**Required work:**
From the listing below, extract every line containing "title".

**Information provided:**
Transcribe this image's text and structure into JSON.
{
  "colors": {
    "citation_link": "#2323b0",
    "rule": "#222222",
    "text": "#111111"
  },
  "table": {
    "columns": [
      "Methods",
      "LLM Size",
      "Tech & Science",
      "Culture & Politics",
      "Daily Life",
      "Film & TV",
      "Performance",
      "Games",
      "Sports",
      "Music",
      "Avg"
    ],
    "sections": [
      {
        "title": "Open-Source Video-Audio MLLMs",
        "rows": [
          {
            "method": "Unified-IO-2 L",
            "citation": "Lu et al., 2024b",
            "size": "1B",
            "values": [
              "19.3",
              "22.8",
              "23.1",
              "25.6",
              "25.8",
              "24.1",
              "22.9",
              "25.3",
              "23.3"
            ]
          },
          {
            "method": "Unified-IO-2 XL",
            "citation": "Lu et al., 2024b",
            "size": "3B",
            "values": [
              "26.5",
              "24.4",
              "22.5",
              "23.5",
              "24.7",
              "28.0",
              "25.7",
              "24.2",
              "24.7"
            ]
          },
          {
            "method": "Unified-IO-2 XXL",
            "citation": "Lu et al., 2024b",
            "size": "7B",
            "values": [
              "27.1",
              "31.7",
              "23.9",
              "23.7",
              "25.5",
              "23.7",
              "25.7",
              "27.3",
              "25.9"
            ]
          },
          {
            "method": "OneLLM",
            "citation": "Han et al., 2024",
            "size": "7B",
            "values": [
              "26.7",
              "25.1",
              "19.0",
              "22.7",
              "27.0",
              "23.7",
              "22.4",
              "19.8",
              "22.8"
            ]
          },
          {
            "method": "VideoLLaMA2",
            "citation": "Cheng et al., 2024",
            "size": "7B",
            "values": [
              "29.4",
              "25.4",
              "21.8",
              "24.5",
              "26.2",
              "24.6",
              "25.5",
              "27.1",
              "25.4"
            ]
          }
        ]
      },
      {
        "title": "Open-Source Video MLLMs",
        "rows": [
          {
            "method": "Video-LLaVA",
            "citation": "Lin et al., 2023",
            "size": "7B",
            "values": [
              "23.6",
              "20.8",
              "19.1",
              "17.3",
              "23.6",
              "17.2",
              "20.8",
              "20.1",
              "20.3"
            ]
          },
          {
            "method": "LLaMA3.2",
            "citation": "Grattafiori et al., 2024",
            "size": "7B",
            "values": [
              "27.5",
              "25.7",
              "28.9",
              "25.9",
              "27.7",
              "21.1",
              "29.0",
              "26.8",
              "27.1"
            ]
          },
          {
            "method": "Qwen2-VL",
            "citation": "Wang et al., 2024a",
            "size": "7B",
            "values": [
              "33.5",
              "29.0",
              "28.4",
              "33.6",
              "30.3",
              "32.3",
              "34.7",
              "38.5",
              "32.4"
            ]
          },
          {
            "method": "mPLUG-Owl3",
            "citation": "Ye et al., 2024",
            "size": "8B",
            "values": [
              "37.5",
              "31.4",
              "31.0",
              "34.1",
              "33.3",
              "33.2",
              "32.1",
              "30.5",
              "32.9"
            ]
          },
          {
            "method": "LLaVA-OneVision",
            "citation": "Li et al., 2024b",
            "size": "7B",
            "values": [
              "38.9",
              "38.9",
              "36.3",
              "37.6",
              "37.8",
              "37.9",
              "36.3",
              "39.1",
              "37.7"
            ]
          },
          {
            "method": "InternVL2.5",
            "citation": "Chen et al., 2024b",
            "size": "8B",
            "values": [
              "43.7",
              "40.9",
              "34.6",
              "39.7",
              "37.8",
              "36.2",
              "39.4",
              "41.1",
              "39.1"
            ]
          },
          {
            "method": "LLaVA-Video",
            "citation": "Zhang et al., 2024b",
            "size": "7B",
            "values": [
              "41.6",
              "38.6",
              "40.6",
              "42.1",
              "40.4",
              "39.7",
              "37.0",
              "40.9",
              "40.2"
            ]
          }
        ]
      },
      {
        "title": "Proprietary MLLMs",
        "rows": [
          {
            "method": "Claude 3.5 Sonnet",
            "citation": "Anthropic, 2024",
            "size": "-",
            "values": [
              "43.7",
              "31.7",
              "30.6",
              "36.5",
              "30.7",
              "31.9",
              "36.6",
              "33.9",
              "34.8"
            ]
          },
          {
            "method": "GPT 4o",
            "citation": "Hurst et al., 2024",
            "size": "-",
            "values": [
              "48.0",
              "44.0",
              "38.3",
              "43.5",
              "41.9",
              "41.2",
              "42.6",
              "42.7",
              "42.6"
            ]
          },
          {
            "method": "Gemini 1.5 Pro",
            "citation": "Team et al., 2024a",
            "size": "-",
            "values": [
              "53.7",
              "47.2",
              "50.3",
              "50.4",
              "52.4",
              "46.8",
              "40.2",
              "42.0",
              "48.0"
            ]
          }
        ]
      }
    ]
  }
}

**Final result:**
        "title": "Open-Source Video-Audio MLLMs",
        "title": "Open-Source Video MLLMs",
        "title": "Proprietary MLLMs",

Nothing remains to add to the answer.